(Records from a data collection)
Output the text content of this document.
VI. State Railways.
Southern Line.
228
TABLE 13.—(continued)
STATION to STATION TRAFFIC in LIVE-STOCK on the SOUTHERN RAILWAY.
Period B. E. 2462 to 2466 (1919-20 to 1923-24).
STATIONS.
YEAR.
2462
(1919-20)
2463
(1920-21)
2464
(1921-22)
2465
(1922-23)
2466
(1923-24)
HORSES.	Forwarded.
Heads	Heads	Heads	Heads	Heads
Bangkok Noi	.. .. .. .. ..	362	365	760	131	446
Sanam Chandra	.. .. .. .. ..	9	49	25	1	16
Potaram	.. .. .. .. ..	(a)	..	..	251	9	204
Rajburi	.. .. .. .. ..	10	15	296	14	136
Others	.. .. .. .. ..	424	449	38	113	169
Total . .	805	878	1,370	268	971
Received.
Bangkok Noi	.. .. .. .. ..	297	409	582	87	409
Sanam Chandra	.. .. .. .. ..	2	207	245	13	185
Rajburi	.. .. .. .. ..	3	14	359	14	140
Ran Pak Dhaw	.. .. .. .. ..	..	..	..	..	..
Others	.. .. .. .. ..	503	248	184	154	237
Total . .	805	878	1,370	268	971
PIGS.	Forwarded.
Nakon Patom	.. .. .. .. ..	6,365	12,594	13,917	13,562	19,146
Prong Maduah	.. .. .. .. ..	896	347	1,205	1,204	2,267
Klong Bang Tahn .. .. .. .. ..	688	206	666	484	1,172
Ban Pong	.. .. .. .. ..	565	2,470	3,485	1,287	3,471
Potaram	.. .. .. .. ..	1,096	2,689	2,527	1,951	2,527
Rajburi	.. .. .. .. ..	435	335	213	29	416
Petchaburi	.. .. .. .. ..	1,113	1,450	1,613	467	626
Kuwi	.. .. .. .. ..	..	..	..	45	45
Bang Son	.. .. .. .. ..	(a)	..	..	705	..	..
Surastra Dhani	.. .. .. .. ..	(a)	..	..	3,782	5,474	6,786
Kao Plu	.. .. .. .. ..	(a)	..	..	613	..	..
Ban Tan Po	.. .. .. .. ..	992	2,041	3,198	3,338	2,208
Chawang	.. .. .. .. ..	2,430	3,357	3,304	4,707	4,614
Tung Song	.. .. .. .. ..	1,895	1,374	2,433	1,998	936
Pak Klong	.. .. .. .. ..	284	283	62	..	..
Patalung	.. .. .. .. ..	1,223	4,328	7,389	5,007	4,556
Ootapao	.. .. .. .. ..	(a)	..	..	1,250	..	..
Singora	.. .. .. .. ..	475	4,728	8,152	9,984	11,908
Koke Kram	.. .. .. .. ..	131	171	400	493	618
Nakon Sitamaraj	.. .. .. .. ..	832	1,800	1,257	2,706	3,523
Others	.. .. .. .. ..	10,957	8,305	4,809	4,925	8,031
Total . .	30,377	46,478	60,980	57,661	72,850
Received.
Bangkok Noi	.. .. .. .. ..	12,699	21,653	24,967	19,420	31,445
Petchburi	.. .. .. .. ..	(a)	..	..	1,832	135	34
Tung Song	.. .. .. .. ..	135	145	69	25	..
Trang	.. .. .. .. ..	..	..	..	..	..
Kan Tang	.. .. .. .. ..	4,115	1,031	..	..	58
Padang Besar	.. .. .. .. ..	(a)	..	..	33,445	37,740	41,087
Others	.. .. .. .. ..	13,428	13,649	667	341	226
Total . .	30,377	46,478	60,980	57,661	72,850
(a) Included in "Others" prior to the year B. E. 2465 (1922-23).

▸ Set exercise:
Copy out each line of the records where the string "Song" appears.

▸ Final result:
Tung Song	.. .. .. .. ..	1,895	1,374	2,433	1,998	936
Tung Song	.. .. .. .. ..	135	145	69	25	..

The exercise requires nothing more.